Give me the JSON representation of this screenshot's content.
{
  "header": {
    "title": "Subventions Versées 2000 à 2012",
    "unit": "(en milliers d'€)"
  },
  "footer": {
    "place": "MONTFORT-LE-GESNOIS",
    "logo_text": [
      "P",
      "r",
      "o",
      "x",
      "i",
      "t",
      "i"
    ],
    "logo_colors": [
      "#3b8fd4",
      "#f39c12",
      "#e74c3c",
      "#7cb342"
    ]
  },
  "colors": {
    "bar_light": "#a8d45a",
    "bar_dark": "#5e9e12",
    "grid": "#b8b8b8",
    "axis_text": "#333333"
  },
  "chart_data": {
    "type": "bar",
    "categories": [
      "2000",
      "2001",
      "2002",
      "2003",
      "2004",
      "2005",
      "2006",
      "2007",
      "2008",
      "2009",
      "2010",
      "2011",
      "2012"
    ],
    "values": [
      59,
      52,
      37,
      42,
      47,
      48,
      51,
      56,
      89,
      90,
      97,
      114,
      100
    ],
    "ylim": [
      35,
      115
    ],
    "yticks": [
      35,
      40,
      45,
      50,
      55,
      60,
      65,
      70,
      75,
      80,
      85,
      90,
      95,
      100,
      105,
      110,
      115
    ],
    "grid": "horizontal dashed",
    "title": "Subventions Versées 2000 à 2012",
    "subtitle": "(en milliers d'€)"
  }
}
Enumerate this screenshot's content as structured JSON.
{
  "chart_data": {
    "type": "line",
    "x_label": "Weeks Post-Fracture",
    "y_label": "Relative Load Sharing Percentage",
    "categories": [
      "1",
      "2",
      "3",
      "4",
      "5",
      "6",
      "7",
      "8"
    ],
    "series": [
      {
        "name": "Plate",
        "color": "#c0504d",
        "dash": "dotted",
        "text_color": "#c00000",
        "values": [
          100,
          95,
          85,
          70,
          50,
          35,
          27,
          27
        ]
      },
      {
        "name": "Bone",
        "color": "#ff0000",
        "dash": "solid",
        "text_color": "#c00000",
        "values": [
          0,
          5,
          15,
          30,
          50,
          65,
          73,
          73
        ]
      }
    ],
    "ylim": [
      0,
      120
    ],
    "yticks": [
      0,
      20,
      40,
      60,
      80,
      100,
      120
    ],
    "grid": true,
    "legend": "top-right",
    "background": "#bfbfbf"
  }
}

**Aim:**
Set down all of the entries exactly, please.

**Full solution:**
Give me the JSON representation of this screenshot's content.
{
  "header": {
    "title": "Subventions Versées 2000 à 2012",
    "unit": "(en milliers d'€)"
  },
  "footer": {
    "place": "MONTFORT-LE-GESNOIS",
    "logo_text": [
      "P",
      "r",
      "o",
      "x",
      "i",
      "t",
      "i"
    ],
    "logo_colors": [
      "#3b8fd4",
      "#f39c12",
      "#e74c3c",
      "#7cb342"
    ]
  },
  "colors": {
    "bar_light": "#a8d45a",
    "bar_dark": "#5e9e12",
    "grid": "#b8b8b8",
    "axis_text": "#333333"
  },
  "chart_data": {
    "type": "bar",
    "categories": [
      "2000",
      "2001",
      "2002",
      "2003",
      "2004",
      "2005",
      "2006",
      "2007",
      "2008",
      "2009",
      "2010",
      "2011",
      "2012"
    ],
    "values": [
      59,
      52,
      37,
      42,
      47,
      48,
      51,
      56,
      89,
      90,
      97,
      114,
      100
    ],
    "ylim": [
      35,
      115
    ],
    "yticks": [
      35,
      40,
      45,
      50,
      55,
      60,
      65,
      70,
      75,
      80,
      85,
      90,
      95,
      100,
      105,
      110,
      115
    ],
    "grid": "horizontal dashed",
    "title": "Subventions Versées 2000 à 2012",
    "subtitle": "(en milliers d'€)"
  }
}
Enumerate this screenshot's content as structured JSON.
{
  "chart_data": {
    "type": "line",
    "x_label": "Weeks Post-Fracture",
    "y_label": "Relative Load Sharing Percentage",
    "categories": [
      "1",
      "2",
      "3",
      "4",
      "5",
      "6",
      "7",
      "8"
    ],
    "series": [
      {
        "name": "Plate",
        "color": "#c0504d",
        "dash": "dotted",
        "text_color": "#c00000",
        "values": [
          100,
          95,
          85,
          70,
          50,
          35,
          27,
          27
        ]
      },
      {
        "name": "Bone",
        "color": "#ff0000",
        "dash": "solid",
        "text_color": "#c00000",
        "values": [
          0,
          5,
          15,
          30,
          50,
          65,
          73,
          73
        ]
      }
    ],
    "ylim": [
      0,
      120
    ],
    "yticks": [
      0,
      20,
      40,
      60,
      80,
      100,
      120
    ],
    "grid": true,
    "legend": "top-right",
    "background": "#bfbfbf"
  }
}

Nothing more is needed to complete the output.